### Testo citato
--
Nel ritenere infondata la tesi del contribuente, la Corte scrive “La ricognizione di debito, come scrittura privata non autenticata, pur non espressamente inserita né nella prima, né nella seconda parte della tariffa di cui al D.P.R. n. 131 del 1986, né necessariamente ricompresa nel disposto di cui all'art. 4, della parte seconda, che dispone la registrazione in caso d'uso delle "scritture private non autenticate" qualora non abbiano contenuto patrimoniale, è ugualmente soggetto a registrazione in termine fisso in forza del D.P.R. n. 131 del 1986, art. 9, parte prima, che ha valore di previsione generale, trattandosi di atto avente per oggetto prestazioni a contenuto patrimoniale “ - e ancora, per quanto interessa in questo elaborato - “In ogni caso, la ricognizione di debito, come sostenuto dalla ricorrente, effettivamente, non determina la nascita di un'obbligazione a carico del promittente, ma solo l'inversione dell'onere della prova perché il rapporto sottostante si presume fino a prova contraria. Non sempre, però, l'atto rimanda, implicitamente o esplicitamente, all'esistenza di un atto costitutivo del sottostante rapporto patrimoniale. La ricognizione di debito, infatti, può essere "pura" o "titolata". Quest'ultimo caso si verifica quando dall'atto risulta - cioè viene indicato - il rapporto fondamentale. Ai fini dell'applicazione dell'imposta di registro sulla ricognizione di debito è rilevante che da essa sia desumibile l'atto fonte dell'obbligazione sottostante, perché, in difetto, non è possibile verificare se, con riferimento a detto atto costitutivo del rapporto sottostante, sia stata versata l'imposta dovuta, anche per gli effetti indicati dal D.P.R. n. 131 del 1986, art. 40 (cfr. Cass. Civ. sent 17808 del 19.07.2017, in Banca dati De Jure, in motivazioni – Sottolineature di chi scrive).

Dunque, secondo quanto deciso con la sent. n. 17808/2017, la tassazione di un riconoscimento di debito è necessaria ex art. 9, Parte I della Tariffa, a patto che la ricognizione stessa rechi quale sia l'atto nel quale trova origine l'obbligazione sottostante e, quindi sia possibile individuare il contenuto patrimoniale del rapporto inter partes ivi richiamato.

B. Il secondo degli orientamenti citati dalla Corte: il riconoscimento di debito come dichiarazione dal contenuto non patrimoniale

Stando, invece, al secondo degli orientamenti richiamati dalle SSUU, (cfr. Cass. Civ. 12.02.2020 n. 3379 in Banca dati De Jure), gli ermellini hanno ritenuto il riconoscimento di debito sempre tassabile “in termine fisso” ai sensi dell'art. 3, Parte I della Tariffa.
--
### Esercizio breve 1
Nel testo sulla ricognizione di debito, in quali due forme può presentarsi la ricognizione di debito?
### Esercizio breve 2
Ricopia dal testo sulla ricognizione di debito il brano che parte dalle parole "Dunque, secondo quanto" e si ferma dopo "I della Tariffa.".
Per rispondere si usa soltanto il testo sulla ricognizione di debito.
--
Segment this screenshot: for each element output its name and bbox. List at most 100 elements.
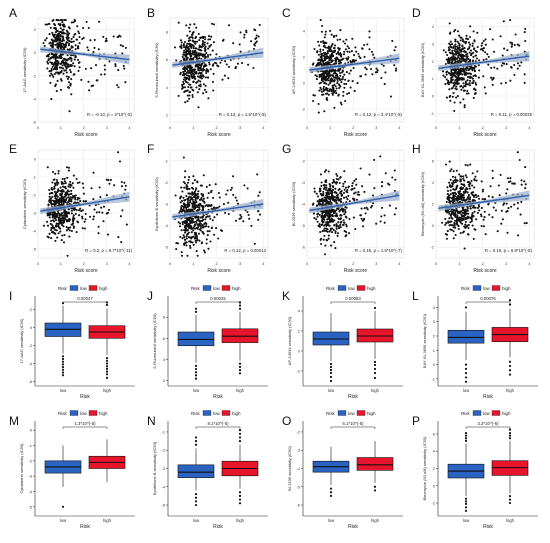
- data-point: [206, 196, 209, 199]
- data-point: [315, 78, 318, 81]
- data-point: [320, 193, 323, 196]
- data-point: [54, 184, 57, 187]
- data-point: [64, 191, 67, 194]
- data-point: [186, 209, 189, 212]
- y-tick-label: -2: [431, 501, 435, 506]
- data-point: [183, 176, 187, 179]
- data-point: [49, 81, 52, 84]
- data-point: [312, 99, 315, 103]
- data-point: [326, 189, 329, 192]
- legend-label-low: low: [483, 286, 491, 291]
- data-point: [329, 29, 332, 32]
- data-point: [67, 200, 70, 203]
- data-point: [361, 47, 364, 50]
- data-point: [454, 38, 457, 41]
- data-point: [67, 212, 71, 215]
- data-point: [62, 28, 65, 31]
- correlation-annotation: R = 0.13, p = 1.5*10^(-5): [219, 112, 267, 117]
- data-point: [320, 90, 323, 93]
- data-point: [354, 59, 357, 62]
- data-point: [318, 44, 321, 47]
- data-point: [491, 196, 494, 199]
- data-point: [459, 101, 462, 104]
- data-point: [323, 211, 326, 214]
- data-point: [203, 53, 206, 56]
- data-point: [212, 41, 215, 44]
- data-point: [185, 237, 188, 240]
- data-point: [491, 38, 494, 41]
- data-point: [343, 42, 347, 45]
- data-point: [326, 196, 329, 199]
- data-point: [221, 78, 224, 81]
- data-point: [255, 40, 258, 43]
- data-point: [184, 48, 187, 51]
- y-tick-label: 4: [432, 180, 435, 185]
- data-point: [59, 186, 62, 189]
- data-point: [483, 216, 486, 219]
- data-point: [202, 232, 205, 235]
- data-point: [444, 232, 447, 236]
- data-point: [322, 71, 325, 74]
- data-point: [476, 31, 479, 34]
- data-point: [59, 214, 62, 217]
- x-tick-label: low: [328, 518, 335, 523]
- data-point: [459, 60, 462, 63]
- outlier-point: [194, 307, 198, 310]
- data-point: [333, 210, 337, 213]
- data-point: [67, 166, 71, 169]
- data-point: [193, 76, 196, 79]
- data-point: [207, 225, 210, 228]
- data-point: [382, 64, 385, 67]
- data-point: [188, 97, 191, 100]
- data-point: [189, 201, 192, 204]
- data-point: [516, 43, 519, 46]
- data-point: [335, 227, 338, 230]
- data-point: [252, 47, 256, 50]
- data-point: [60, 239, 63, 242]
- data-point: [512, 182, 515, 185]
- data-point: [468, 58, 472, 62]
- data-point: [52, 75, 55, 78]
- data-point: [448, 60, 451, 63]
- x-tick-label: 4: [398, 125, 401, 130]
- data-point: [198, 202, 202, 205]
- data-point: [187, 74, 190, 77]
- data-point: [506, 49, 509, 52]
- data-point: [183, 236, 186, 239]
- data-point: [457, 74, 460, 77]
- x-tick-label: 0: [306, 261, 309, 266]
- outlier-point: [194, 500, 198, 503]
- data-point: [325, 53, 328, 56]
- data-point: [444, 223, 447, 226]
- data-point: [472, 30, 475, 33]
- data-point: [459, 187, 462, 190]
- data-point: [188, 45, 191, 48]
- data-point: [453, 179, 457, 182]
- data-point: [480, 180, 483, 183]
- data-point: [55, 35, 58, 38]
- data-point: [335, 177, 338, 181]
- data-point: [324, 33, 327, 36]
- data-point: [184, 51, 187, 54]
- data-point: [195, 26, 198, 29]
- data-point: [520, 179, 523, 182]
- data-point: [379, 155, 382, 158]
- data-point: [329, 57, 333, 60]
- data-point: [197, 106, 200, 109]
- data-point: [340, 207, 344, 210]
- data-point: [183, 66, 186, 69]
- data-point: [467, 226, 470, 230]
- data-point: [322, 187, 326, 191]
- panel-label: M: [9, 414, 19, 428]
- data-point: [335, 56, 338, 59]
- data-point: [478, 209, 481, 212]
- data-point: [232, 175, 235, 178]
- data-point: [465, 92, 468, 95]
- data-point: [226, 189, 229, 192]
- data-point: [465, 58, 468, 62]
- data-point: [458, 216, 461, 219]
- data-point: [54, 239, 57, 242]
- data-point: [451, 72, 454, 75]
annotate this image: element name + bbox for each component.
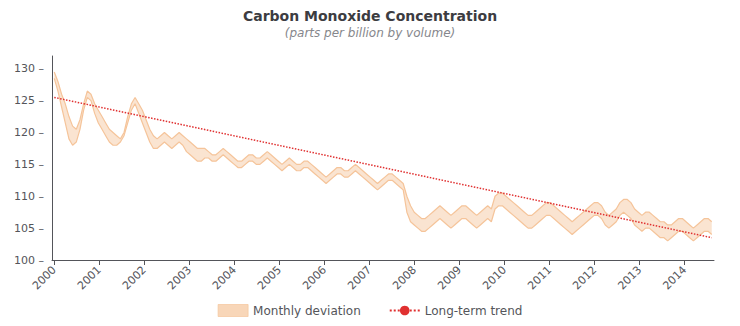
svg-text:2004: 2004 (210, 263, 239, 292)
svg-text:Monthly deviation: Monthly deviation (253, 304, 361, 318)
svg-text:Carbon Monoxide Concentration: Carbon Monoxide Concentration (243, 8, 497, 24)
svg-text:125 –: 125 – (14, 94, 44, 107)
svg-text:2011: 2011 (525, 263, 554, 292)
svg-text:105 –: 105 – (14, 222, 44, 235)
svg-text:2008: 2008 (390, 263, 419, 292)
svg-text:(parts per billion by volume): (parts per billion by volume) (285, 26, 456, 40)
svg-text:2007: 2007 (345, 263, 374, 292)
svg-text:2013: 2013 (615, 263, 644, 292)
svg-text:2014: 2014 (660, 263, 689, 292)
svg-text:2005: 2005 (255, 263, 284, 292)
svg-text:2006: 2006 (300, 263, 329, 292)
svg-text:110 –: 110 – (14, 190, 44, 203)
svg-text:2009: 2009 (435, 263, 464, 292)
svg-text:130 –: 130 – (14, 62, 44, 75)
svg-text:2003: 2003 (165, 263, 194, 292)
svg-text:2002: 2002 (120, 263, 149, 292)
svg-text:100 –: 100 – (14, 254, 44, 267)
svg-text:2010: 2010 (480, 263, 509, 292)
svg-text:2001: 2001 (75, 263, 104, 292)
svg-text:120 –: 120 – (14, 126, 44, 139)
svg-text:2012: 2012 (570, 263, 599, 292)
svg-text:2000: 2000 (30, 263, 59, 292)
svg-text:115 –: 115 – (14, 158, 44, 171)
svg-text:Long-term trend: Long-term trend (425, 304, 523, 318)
--
### Risposta svolta 1
Può essere "pura" o "titolata".

### Risposta svolta 2
Dunque, secondo quanto deciso con la sent. n. 17808/2017, la tassazione di un riconoscimento di debito è necessaria ex art. 9, Parte I della Tariffa, a patto che la ricognizione stessa rechi quale sia l'atto nel quale trova origine l'obbligazione sottostante e, quindi sia possibile individuare il contenuto patrimoniale del rapporto inter partes ivi richiamato.

B. Il secondo degli orientamenti citati dalla Corte: il riconoscimento di debito come dichiarazione dal contenuto non patrimoniale

Stando, invece, al secondo degli orientamenti richiamati dalle SSUU, (cfr. Cass. Civ. 12.02.2020 n. 3379 in Banca dati De Jure), gli ermellini hanno ritenuto il riconoscimento di debito sempre tassabile “in termine fisso” ai sensi dell'art. 3, Parte I della Tariffa.